* CHALLENGE: Can you write out these records again, changing every "Mozilla Firefox" to "Web Browser" and keeping everything else the same?

* SUPPLIED MATERIAL:
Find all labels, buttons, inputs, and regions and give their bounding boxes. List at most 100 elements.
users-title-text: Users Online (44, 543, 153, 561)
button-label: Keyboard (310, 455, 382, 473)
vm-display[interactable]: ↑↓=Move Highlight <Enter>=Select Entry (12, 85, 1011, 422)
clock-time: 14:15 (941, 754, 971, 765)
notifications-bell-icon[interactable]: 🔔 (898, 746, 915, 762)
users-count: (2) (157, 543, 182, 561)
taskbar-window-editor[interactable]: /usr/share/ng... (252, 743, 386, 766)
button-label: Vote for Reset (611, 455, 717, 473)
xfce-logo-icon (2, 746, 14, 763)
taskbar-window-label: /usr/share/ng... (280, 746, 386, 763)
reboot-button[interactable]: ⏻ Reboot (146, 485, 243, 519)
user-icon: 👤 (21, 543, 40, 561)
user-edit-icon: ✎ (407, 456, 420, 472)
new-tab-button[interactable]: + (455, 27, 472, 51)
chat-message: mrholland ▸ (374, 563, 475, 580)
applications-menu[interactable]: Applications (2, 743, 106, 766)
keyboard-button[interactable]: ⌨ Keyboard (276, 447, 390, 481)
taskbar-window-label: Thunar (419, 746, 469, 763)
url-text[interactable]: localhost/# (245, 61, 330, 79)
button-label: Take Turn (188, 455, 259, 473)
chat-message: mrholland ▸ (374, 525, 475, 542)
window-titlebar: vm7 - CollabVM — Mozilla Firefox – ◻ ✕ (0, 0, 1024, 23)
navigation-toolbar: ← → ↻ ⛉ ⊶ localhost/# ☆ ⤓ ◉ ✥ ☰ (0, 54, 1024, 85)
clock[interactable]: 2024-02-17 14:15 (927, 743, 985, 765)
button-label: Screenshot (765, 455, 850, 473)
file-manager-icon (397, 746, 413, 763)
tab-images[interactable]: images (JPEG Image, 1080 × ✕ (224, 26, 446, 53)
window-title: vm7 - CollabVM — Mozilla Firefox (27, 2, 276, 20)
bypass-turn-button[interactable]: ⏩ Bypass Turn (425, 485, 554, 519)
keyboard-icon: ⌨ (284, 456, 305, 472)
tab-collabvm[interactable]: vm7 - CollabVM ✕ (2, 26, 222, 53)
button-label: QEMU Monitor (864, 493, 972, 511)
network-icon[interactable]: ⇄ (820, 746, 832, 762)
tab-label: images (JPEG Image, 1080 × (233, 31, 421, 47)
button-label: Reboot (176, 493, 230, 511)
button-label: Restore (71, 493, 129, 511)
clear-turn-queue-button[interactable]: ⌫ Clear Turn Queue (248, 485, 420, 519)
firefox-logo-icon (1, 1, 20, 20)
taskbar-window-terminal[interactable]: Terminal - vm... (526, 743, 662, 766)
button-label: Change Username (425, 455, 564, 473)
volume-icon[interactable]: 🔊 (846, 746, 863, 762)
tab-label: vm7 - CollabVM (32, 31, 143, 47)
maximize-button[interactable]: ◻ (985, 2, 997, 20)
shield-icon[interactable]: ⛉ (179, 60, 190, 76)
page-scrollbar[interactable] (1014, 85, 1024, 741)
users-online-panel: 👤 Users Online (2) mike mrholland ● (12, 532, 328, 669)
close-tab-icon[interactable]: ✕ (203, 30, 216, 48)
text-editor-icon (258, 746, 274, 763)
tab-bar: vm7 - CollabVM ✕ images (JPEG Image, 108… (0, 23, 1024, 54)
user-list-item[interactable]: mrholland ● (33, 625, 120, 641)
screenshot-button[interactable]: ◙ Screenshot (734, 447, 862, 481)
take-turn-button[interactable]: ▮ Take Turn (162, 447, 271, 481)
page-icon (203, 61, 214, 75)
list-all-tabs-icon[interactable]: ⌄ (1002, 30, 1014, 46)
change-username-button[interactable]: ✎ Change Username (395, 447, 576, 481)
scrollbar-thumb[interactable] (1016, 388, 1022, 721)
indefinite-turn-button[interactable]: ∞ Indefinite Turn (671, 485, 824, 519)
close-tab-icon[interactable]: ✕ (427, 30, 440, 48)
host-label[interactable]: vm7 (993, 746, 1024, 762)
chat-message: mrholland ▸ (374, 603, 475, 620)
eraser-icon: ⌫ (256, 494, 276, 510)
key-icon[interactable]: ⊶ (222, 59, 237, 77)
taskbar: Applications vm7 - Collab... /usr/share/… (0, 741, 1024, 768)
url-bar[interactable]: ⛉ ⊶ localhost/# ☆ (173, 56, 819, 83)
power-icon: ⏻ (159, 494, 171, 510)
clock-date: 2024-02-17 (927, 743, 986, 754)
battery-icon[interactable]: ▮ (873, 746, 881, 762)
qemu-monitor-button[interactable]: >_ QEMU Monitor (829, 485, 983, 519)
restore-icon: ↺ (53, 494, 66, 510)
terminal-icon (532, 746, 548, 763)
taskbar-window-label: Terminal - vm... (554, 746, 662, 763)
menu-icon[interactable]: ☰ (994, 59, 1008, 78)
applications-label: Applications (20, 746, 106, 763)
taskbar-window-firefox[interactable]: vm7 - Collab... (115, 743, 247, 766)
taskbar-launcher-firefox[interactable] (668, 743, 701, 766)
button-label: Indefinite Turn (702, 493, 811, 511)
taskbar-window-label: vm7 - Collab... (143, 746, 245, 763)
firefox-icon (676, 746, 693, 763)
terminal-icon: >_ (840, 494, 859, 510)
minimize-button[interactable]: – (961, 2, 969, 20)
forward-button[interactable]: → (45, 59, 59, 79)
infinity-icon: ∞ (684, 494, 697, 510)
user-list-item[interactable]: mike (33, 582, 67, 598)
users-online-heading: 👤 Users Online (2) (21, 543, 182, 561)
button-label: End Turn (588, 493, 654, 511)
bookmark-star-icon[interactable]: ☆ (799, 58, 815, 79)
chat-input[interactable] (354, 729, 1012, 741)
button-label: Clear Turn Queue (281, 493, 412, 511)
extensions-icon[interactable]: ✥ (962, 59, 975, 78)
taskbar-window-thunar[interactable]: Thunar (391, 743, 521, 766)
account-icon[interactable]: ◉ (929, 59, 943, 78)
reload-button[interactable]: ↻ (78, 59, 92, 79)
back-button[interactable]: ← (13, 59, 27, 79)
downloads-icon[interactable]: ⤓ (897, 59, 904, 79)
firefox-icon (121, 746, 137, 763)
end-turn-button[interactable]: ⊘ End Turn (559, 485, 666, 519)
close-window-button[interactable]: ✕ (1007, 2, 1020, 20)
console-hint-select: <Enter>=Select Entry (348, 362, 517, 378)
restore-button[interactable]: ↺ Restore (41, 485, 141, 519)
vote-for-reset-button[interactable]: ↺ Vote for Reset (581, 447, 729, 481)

* THE ANSWER:
Find all labels, buttons, inputs, and regions and give their bounding boxes. List at most 100 elements.
users-title-text: Users Online (44, 543, 153, 561)
button-label: Keyboard (310, 455, 382, 473)
vm-display[interactable]: ↑↓=Move Highlight <Enter>=Select Entry (12, 85, 1011, 422)
clock-time: 14:15 (941, 754, 971, 765)
notifications-bell-icon[interactable]: 🔔 (898, 746, 915, 762)
users-count: (2) (157, 543, 182, 561)
taskbar-window-editor[interactable]: /usr/share/ng... (252, 743, 386, 766)
button-label: Vote for Reset (611, 455, 717, 473)
xfce-logo-icon (2, 746, 14, 763)
taskbar-window-label: /usr/share/ng... (280, 746, 386, 763)
reboot-button[interactable]: ⏻ Reboot (146, 485, 243, 519)
user-icon: 👤 (21, 543, 40, 561)
user-edit-icon: ✎ (407, 456, 420, 472)
new-tab-button[interactable]: + (455, 27, 472, 51)
chat-message: mrholland ▸ (374, 563, 475, 580)
applications-menu[interactable]: Applications (2, 743, 106, 766)
keyboard-button[interactable]: ⌨ Keyboard (276, 447, 390, 481)
taskbar-window-label: Thunar (419, 746, 469, 763)
url-text[interactable]: localhost/# (245, 61, 330, 79)
button-label: Take Turn (188, 455, 259, 473)
chat-message: mrholland ▸ (374, 525, 475, 542)
window-titlebar: vm7 - CollabVM — Web Browser – ◻ ✕ (0, 0, 1024, 23)
navigation-toolbar: ← → ↻ ⛉ ⊶ localhost/# ☆ ⤓ ◉ ✥ ☰ (0, 54, 1024, 85)
clock[interactable]: 2024-02-17 14:15 (927, 743, 985, 765)
button-label: Screenshot (765, 455, 850, 473)
file-manager-icon (397, 746, 413, 763)
tab-images[interactable]: images (JPEG Image, 1080 × ✕ (224, 26, 446, 53)
window-title: vm7 - CollabVM — Web Browser (27, 2, 276, 20)
bypass-turn-button[interactable]: ⏩ Bypass Turn (425, 485, 554, 519)
keyboard-icon: ⌨ (284, 456, 305, 472)
tab-collabvm[interactable]: vm7 - CollabVM ✕ (2, 26, 222, 53)
button-label: QEMU Monitor (864, 493, 972, 511)
network-icon[interactable]: ⇄ (820, 746, 832, 762)
tab-label: images (JPEG Image, 1080 × (233, 31, 421, 47)
button-label: Reboot (176, 493, 230, 511)
button-label: Restore (71, 493, 129, 511)
clear-turn-queue-button[interactable]: ⌫ Clear Turn Queue (248, 485, 420, 519)
firefox-logo-icon (1, 1, 20, 20)
taskbar-window-terminal[interactable]: Terminal - vm... (526, 743, 662, 766)
button-label: Change Username (425, 455, 564, 473)
volume-icon[interactable]: 🔊 (846, 746, 863, 762)
tab-label: vm7 - CollabVM (32, 31, 143, 47)
maximize-button[interactable]: ◻ (985, 2, 997, 20)
shield-icon[interactable]: ⛉ (179, 60, 190, 76)
page-scrollbar[interactable] (1014, 85, 1024, 741)
users-online-panel: 👤 Users Online (2) mike mrholland ● (12, 532, 328, 669)
close-tab-icon[interactable]: ✕ (203, 30, 216, 48)
text-editor-icon (258, 746, 274, 763)
tab-bar: vm7 - CollabVM ✕ images (JPEG Image, 108… (0, 23, 1024, 54)
user-list-item[interactable]: mrholland ● (33, 625, 120, 641)
screenshot-button[interactable]: ◙ Screenshot (734, 447, 862, 481)
take-turn-button[interactable]: ▮ Take Turn (162, 447, 271, 481)
page-icon (203, 61, 214, 75)
list-all-tabs-icon[interactable]: ⌄ (1002, 30, 1014, 46)
change-username-button[interactable]: ✎ Change Username (395, 447, 576, 481)
scrollbar-thumb[interactable] (1016, 388, 1022, 721)
indefinite-turn-button[interactable]: ∞ Indefinite Turn (671, 485, 824, 519)
close-tab-icon[interactable]: ✕ (427, 30, 440, 48)
host-label[interactable]: vm7 (993, 746, 1024, 762)
chat-message: mrholland ▸ (374, 603, 475, 620)
eraser-icon: ⌫ (256, 494, 276, 510)
key-icon[interactable]: ⊶ (222, 59, 237, 77)
taskbar: Applications vm7 - Collab... /usr/share/… (0, 741, 1024, 768)
url-bar[interactable]: ⛉ ⊶ localhost/# ☆ (173, 56, 819, 83)
power-icon: ⏻ (159, 494, 171, 510)
clock-date: 2024-02-17 (927, 743, 986, 754)
battery-icon[interactable]: ▮ (873, 746, 881, 762)
qemu-monitor-button[interactable]: >_ QEMU Monitor (829, 485, 983, 519)
restore-icon: ↺ (53, 494, 66, 510)
terminal-icon (532, 746, 548, 763)
taskbar-window-label: Terminal - vm... (554, 746, 662, 763)
menu-icon[interactable]: ☰ (994, 59, 1008, 78)
applications-label: Applications (20, 746, 106, 763)
taskbar-window-firefox[interactable]: vm7 - Collab... (115, 743, 247, 766)
taskbar-launcher-firefox[interactable] (668, 743, 701, 766)
button-label: Indefinite Turn (702, 493, 811, 511)
taskbar-window-label: vm7 - Collab... (143, 746, 245, 763)
firefox-icon (676, 746, 693, 763)
terminal-icon: >_ (840, 494, 859, 510)
minimize-button[interactable]: – (961, 2, 969, 20)
forward-button[interactable]: → (45, 59, 59, 79)
infinity-icon: ∞ (684, 494, 697, 510)
user-list-item[interactable]: mike (33, 582, 67, 598)
users-online-heading: 👤 Users Online (2) (21, 543, 182, 561)
button-label: End Turn (588, 493, 654, 511)
bookmark-star-icon[interactable]: ☆ (799, 58, 815, 79)
chat-input[interactable] (354, 729, 1012, 741)
button-label: Clear Turn Queue (281, 493, 412, 511)
extensions-icon[interactable]: ✥ (962, 59, 975, 78)
taskbar-window-thunar[interactable]: Thunar (391, 743, 521, 766)
account-icon[interactable]: ◉ (929, 59, 943, 78)
reload-button[interactable]: ↻ (78, 59, 92, 79)
back-button[interactable]: ← (13, 59, 27, 79)
downloads-icon[interactable]: ⤓ (897, 59, 904, 79)
firefox-icon (121, 746, 137, 763)
end-turn-button[interactable]: ⊘ End Turn (559, 485, 666, 519)
close-window-button[interactable]: ✕ (1007, 2, 1020, 20)
console-hint-select: <Enter>=Select Entry (348, 362, 517, 378)
restore-button[interactable]: ↺ Restore (41, 485, 141, 519)
vote-for-reset-button[interactable]: ↺ Vote for Reset (581, 447, 729, 481)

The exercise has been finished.